Текст —
__________
Надежда так же вечна, как и история, которая, разумеется, и является ее источником. Но ее не следует искать там, где господствуют интриги королей и императоров, прелатов и лордов, монополистов. Ибо все они занимаются тем, что часть своего времени тратят на демонстрацию своей социальной никчемности, а часть – на то, чтобы хоть как-то оставить след в истории. Если они и совершали какой-то вклад в человеческий прогресс, это был невольный побочный продукт их борьбы за собственное благополучие.

Напротив, надежда жива в сознании угнетенных классов и народов и выдвигаемых ими вождей. Подобно тому как в недавнем прошлом будущее оказалось не за нацистами, но за народами, которые они поработили или надеялись поработить, так и теперь будущее принадлежит не тем, кто лелеет имперские амбиции, а тем, на плечах которых империи создаются. Завоевав свободу себе, они сделают свободным мир. Возвысившись до равенства и братства, они приведут нас всех к единству.
__________
Данные —
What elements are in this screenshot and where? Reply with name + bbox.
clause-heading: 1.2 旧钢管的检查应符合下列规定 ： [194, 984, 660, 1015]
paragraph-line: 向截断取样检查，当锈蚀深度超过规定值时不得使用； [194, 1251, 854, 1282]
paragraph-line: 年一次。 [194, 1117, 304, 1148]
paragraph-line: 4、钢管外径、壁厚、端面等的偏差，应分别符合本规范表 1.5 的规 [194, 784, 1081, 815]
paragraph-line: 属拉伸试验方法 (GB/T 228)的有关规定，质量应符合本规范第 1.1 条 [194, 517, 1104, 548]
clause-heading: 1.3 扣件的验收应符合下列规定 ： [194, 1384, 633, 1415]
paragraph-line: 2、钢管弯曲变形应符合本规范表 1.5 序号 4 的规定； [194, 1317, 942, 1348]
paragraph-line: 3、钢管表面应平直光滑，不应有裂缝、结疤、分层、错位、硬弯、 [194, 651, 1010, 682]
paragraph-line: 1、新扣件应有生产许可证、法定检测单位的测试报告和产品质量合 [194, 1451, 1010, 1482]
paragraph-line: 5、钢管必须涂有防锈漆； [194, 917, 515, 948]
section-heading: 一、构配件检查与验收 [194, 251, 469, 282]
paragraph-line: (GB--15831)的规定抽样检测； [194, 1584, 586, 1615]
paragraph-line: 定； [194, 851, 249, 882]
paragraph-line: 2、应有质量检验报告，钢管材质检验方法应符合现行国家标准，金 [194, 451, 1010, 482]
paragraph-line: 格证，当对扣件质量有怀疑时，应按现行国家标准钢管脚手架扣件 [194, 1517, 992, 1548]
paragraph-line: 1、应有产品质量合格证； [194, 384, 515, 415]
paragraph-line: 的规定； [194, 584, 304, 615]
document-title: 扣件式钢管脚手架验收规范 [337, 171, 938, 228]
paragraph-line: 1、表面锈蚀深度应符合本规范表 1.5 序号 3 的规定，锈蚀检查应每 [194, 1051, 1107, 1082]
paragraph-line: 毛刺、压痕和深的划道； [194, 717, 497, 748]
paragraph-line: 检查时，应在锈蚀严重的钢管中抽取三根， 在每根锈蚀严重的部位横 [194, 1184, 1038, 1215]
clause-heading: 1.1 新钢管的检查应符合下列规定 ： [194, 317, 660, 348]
__________
Задание A — Перепечатайте из текста о надежде отрывок от «Напротив, надежда жива» до «всех к единству.» включительно.
Задание B —
Определите, согласуется ли с текстом о надежде каждое из утверждений, и ответьте «да» или «нет», приведя дословно решающие слова текста.
(i) Надежду следует искать там, где господствуют интриги королей и императоров.
(ii) Надежда жива в сознании угнетенных классов и народов.
(iii) Будущее принадлежит тем, кто лелеет имперские амбиции.
Строки в этой работе не используются.

Результат A —
Напротив, надежда жива в сознании угнетенных классов и народов и выдвигаемых ими вождей. Подобно тому как в недавнем прошлом будущее оказалось не за нацистами, но за народами, которые они поработили или надеялись поработить, так и теперь будущее принадлежит не тем, кто лелеет имперские амбиции, а тем, на плечах которых империи создаются. Завоевав свободу себе, они сделают свободным мир. Возвысившись до равенства и братства, они приведут нас всех к единству.

Результат B —
(i) Нет: «Но ее не следует искать там, где господствуют интриги королей и императоров, прелатов и лордов, монополистов.»
(ii) Да: «Напротив, надежда жива в сознании угнетенных классов и народов и выдвигаемых ими вождей.»
(iii) Нет: «так и теперь будущее принадлежит не тем, кто лелеет имперские амбиции, а тем, на плечах которых империи создаются.»